Written problem. Copy exactly, and only, the lines from the line containing "Type out the text in this image." through the last line of the records below, both included, and leave out any pictures.

(begin)

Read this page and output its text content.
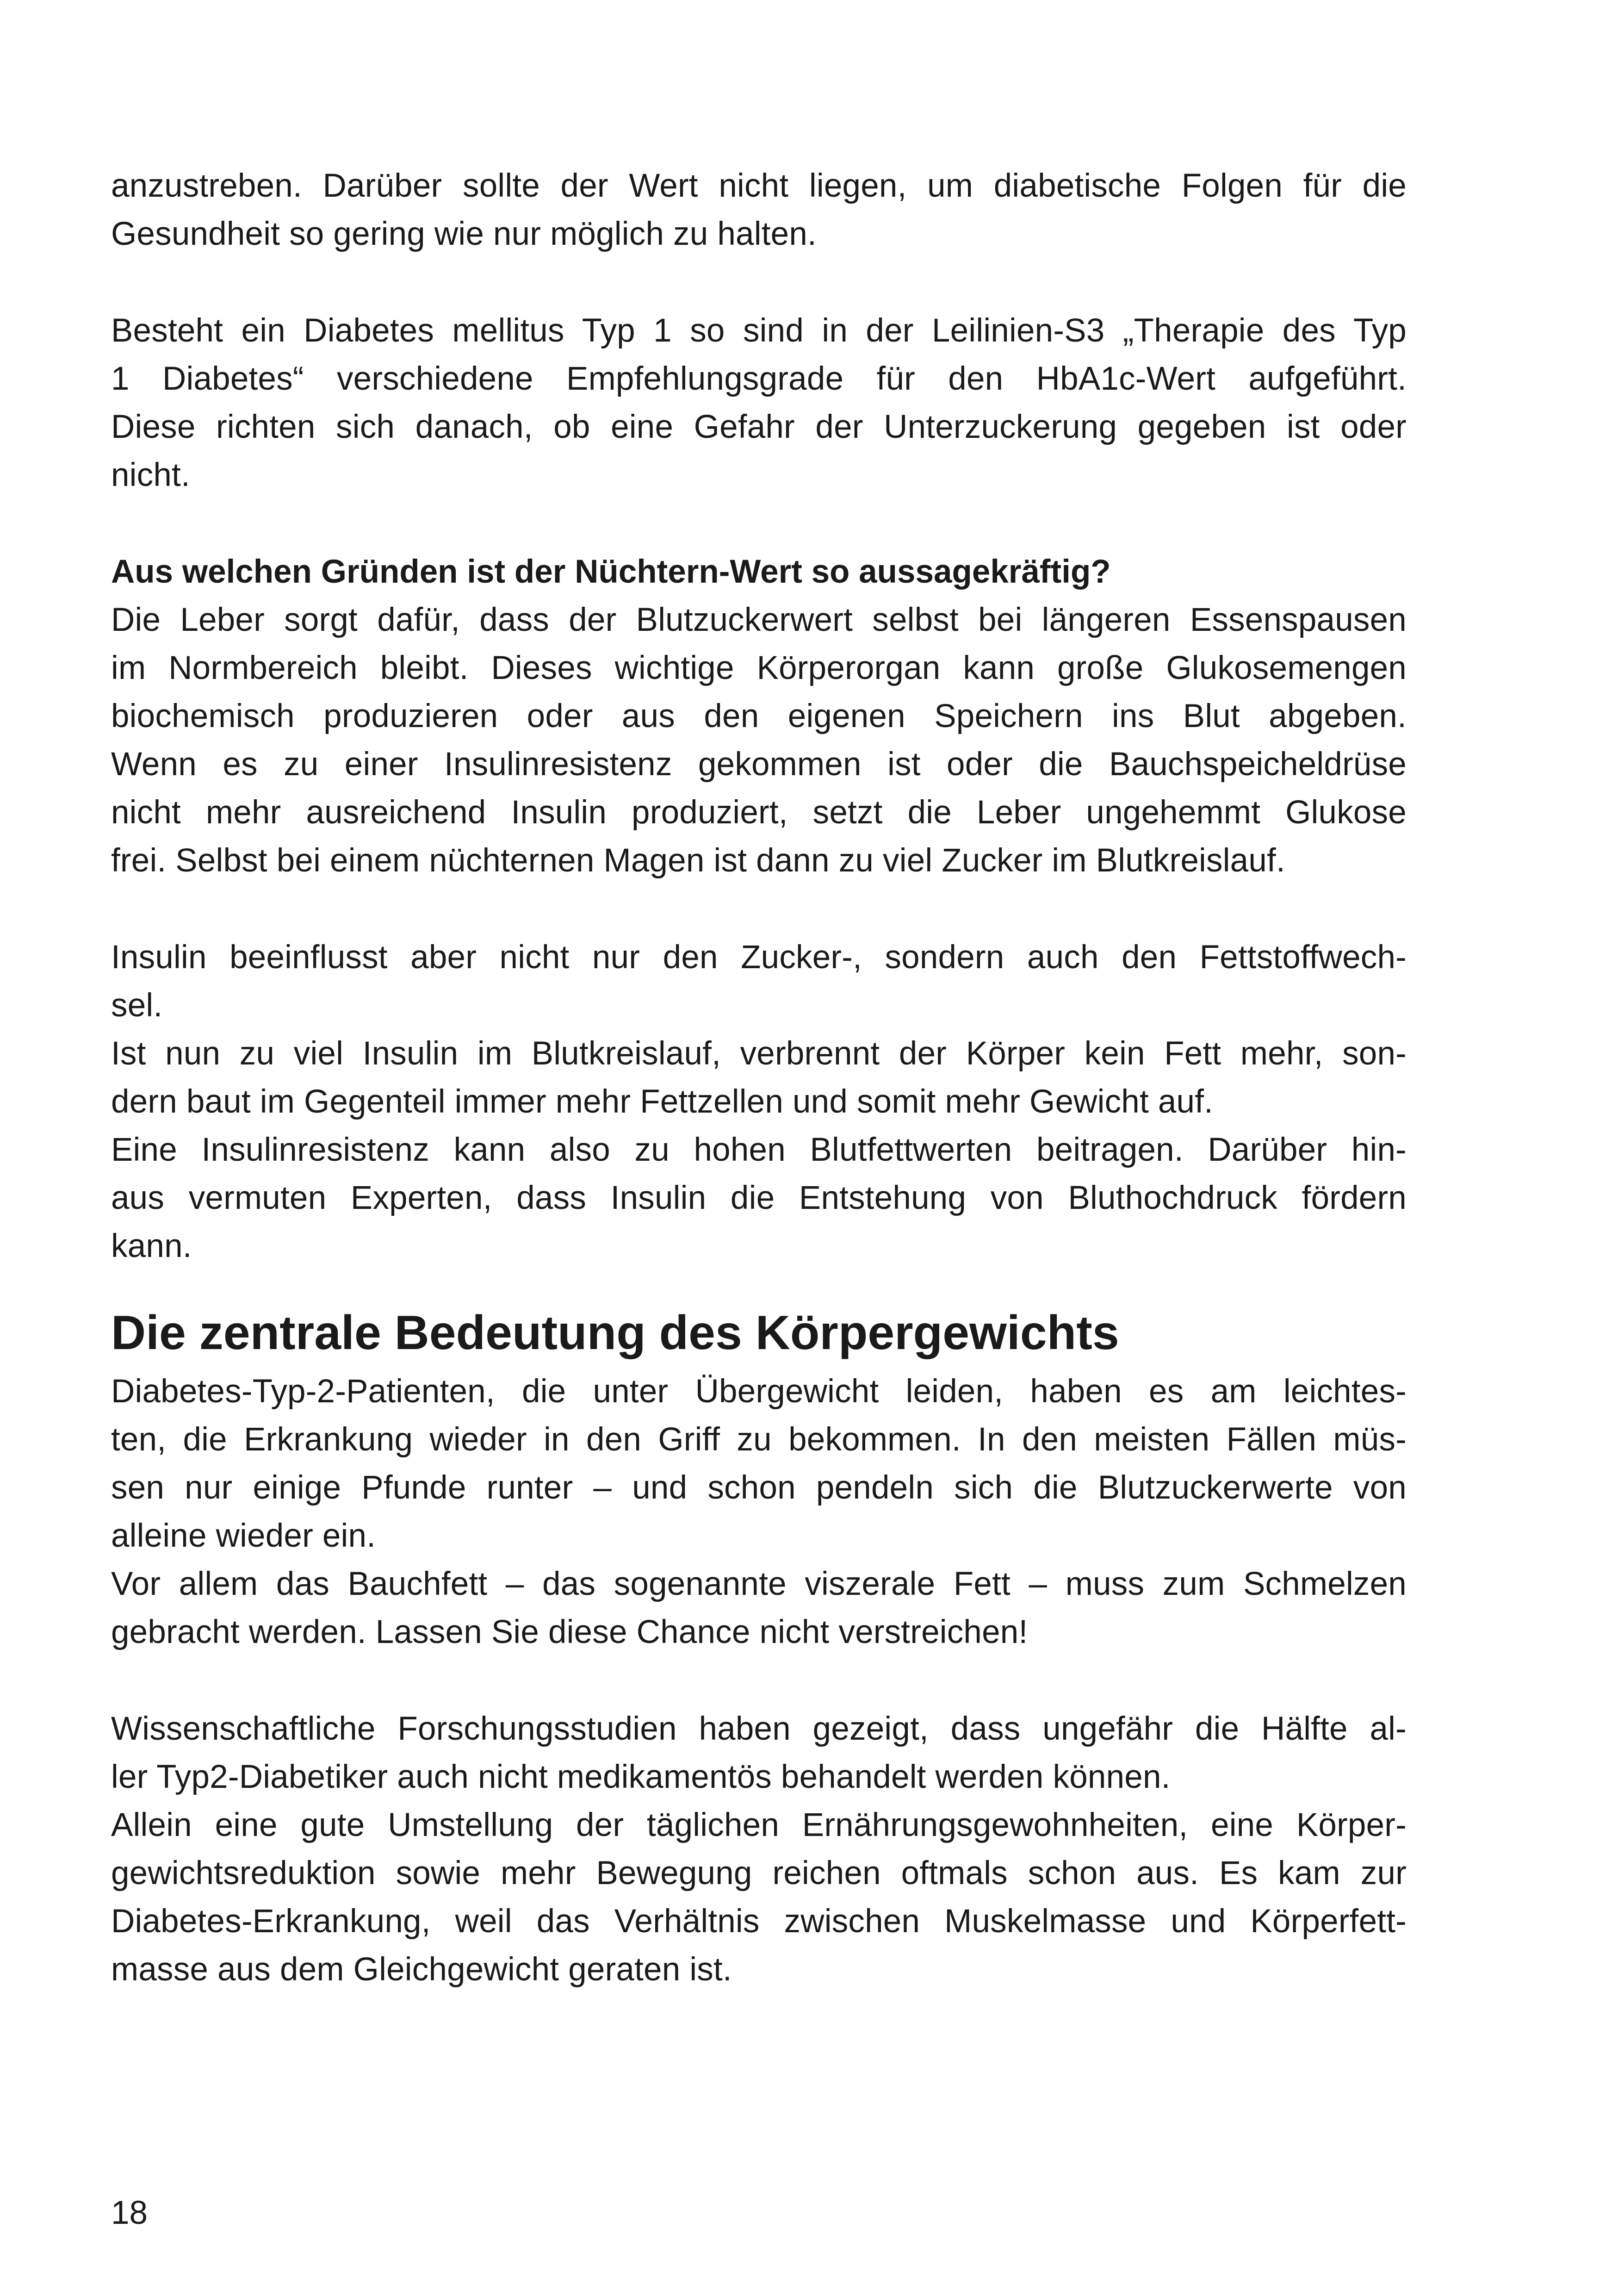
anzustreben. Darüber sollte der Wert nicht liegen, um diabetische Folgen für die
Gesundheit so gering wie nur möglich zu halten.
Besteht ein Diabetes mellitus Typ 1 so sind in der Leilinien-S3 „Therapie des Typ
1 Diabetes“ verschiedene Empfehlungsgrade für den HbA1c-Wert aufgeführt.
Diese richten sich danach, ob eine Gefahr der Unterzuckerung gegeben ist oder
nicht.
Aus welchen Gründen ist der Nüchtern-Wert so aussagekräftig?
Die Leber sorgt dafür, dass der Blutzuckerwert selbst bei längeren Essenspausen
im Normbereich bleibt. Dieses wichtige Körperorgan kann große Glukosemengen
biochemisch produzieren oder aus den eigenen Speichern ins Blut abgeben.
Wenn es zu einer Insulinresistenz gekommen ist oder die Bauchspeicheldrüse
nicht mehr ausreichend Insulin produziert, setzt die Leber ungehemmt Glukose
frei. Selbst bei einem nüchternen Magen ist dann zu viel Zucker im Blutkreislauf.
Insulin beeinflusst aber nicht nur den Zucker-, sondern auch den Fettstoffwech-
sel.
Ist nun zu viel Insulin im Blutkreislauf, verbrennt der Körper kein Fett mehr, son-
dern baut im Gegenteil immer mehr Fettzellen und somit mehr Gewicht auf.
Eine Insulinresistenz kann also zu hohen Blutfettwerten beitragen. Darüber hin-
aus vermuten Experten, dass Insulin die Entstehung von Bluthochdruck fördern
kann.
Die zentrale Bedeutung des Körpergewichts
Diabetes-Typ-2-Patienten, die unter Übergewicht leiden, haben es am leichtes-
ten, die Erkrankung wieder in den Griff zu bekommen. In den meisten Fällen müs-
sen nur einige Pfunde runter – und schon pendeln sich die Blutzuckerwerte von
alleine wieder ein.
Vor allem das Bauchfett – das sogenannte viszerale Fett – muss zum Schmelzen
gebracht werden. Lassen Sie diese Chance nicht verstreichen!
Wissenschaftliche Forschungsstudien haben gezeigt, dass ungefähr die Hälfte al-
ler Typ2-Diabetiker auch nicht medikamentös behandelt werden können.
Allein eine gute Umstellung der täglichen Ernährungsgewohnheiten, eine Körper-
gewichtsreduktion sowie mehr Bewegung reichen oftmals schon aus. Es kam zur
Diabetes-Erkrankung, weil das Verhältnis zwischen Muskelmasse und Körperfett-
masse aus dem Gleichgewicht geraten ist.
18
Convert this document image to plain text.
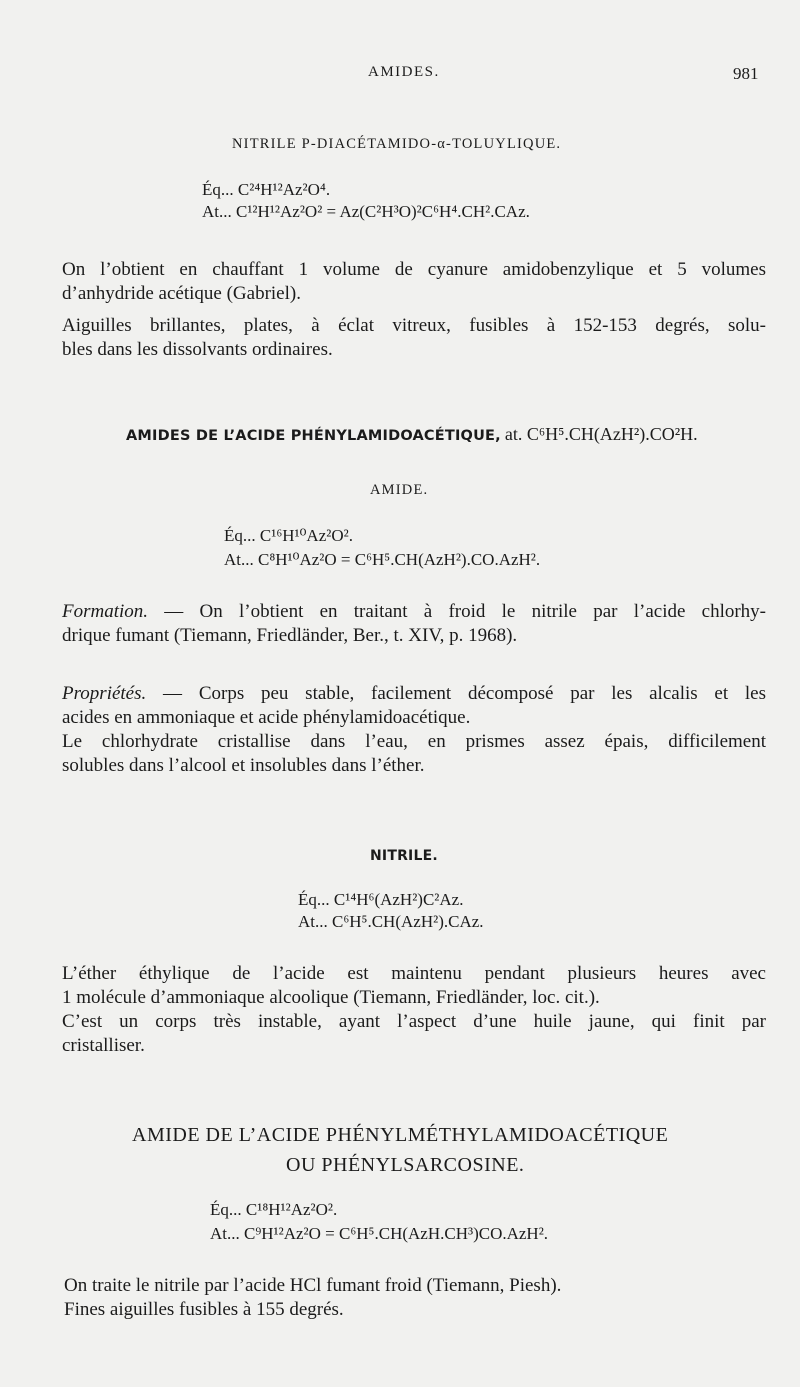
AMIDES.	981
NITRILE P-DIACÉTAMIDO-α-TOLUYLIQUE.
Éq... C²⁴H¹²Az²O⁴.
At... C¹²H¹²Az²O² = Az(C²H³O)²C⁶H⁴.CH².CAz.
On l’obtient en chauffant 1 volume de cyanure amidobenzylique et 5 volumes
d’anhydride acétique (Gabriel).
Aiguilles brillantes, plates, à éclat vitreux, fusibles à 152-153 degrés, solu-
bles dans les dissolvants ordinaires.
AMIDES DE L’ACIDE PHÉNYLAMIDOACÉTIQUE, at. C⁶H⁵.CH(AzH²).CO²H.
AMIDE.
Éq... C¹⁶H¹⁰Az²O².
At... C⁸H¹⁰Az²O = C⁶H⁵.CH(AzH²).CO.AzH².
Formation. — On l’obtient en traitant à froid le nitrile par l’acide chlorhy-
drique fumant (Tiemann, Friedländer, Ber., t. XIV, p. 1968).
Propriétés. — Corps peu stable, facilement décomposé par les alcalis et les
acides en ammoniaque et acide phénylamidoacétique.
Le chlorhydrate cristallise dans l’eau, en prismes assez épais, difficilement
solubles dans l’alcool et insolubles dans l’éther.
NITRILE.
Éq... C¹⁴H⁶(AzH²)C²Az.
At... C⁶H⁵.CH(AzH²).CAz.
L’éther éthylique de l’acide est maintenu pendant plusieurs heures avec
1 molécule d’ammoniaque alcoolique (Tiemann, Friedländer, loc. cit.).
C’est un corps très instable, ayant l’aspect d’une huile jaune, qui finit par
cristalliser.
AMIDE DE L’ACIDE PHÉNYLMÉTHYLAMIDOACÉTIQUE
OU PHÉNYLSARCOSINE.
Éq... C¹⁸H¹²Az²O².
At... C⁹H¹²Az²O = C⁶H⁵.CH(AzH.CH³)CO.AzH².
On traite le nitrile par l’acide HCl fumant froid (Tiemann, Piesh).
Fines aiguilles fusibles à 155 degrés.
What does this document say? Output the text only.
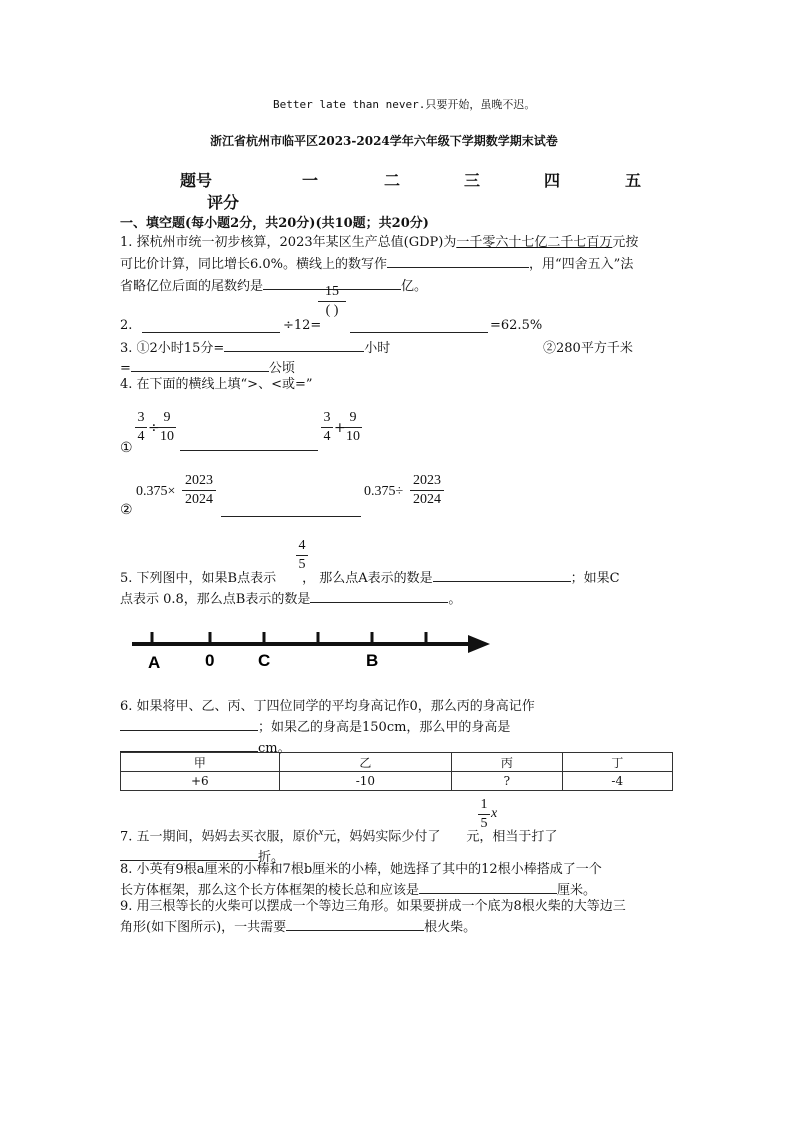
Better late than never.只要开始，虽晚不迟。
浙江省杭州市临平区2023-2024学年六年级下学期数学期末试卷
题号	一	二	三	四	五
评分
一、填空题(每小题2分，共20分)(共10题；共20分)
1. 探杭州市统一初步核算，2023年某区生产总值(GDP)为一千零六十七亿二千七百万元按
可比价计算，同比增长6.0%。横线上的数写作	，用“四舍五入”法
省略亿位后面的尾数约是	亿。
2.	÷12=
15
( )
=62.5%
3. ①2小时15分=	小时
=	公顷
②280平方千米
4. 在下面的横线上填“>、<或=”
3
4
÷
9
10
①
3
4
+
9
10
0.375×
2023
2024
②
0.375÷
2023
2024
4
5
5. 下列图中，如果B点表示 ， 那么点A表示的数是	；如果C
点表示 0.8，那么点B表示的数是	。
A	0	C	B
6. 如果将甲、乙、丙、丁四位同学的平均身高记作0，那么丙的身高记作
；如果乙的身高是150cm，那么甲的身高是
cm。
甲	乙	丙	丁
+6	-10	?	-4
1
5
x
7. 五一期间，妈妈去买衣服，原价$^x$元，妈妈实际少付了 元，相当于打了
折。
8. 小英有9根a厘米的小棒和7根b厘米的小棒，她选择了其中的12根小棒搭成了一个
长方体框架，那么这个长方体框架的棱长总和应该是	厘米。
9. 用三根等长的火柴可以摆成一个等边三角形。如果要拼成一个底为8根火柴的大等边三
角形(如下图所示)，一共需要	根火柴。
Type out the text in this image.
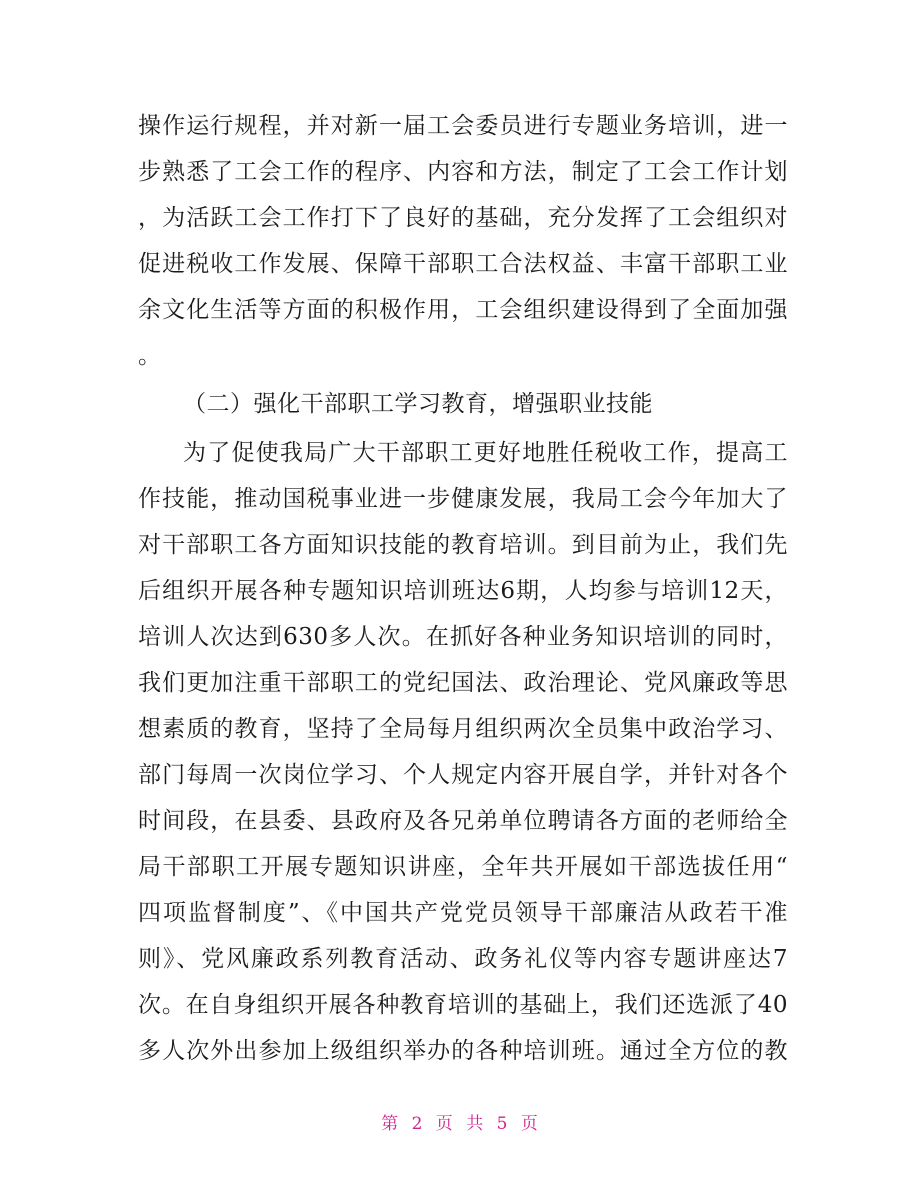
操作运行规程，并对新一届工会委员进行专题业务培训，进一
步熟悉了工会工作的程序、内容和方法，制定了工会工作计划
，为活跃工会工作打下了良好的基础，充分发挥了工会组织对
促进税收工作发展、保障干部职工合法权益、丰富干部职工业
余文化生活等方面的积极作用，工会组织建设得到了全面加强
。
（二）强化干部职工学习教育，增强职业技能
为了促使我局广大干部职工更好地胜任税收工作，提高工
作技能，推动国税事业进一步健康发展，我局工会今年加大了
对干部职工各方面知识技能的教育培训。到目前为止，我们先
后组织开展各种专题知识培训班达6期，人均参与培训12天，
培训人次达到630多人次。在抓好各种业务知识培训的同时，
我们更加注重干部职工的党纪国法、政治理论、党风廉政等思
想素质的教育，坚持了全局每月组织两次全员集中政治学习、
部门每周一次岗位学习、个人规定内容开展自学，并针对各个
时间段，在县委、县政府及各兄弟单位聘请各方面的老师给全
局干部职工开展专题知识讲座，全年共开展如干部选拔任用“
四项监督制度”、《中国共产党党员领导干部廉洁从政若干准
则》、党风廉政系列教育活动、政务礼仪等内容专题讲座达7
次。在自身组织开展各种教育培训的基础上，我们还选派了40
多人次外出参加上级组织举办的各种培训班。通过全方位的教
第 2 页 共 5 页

(end)

Answer to this task.
Type out the text in this image.
操作运行规程，并对新一届工会委员进行专题业务培训，进一
步熟悉了工会工作的程序、内容和方法，制定了工会工作计划
，为活跃工会工作打下了良好的基础，充分发挥了工会组织对
促进税收工作发展、保障干部职工合法权益、丰富干部职工业
余文化生活等方面的积极作用，工会组织建设得到了全面加强
。
（二）强化干部职工学习教育，增强职业技能
为了促使我局广大干部职工更好地胜任税收工作，提高工
作技能，推动国税事业进一步健康发展，我局工会今年加大了
对干部职工各方面知识技能的教育培训。到目前为止，我们先
后组织开展各种专题知识培训班达6期，人均参与培训12天，
培训人次达到630多人次。在抓好各种业务知识培训的同时，
我们更加注重干部职工的党纪国法、政治理论、党风廉政等思
想素质的教育，坚持了全局每月组织两次全员集中政治学习、
部门每周一次岗位学习、个人规定内容开展自学，并针对各个
时间段，在县委、县政府及各兄弟单位聘请各方面的老师给全
局干部职工开展专题知识讲座，全年共开展如干部选拔任用“
四项监督制度”、《中国共产党党员领导干部廉洁从政若干准
则》、党风廉政系列教育活动、政务礼仪等内容专题讲座达7
次。在自身组织开展各种教育培训的基础上，我们还选派了40
多人次外出参加上级组织举办的各种培训班。通过全方位的教
第 2 页 共 5 页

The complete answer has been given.